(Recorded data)

_ _ _ _ _ _ _

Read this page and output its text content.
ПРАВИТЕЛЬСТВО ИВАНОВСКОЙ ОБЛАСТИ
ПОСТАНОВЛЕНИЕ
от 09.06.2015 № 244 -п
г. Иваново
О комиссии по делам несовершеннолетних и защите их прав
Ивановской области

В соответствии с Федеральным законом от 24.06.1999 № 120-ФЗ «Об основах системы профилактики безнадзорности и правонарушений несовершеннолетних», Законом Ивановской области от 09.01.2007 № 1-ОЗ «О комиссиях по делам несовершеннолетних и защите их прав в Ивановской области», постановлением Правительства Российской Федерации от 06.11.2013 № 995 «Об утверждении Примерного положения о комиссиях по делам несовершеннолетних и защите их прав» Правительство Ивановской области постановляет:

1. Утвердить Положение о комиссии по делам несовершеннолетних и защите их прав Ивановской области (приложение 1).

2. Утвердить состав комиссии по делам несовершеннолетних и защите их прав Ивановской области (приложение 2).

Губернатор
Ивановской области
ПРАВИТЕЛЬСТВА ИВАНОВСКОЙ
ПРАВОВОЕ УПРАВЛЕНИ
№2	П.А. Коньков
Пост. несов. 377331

_ _ _ _ _ _ _

» **Task instructions**
Write the material out again word for word.

» **Task response**
Read this page and output its text content.
ПРАВИТЕЛЬСТВО ИВАНОВСКОЙ ОБЛАСТИ
ПОСТАНОВЛЕНИЕ
от 09.06.2015 № 244 -п
г. Иваново
О комиссии по делам несовершеннолетних и защите их прав
Ивановской области

В соответствии с Федеральным законом от 24.06.1999 № 120-ФЗ «Об основах системы профилактики безнадзорности и правонарушений несовершеннолетних», Законом Ивановской области от 09.01.2007 № 1-ОЗ «О комиссиях по делам несовершеннолетних и защите их прав в Ивановской области», постановлением Правительства Российской Федерации от 06.11.2013 № 995 «Об утверждении Примерного положения о комиссиях по делам несовершеннолетних и защите их прав» Правительство Ивановской области постановляет:

1. Утвердить Положение о комиссии по делам несовершеннолетних и защите их прав Ивановской области (приложение 1).

2. Утвердить состав комиссии по делам несовершеннолетних и защите их прав Ивановской области (приложение 2).

Губернатор
Ивановской области
ПРАВИТЕЛЬСТВА ИВАНОВСКОЙ
ПРАВОВОЕ УПРАВЛЕНИ
№2	П.А. Коньков
Пост. несов. 377331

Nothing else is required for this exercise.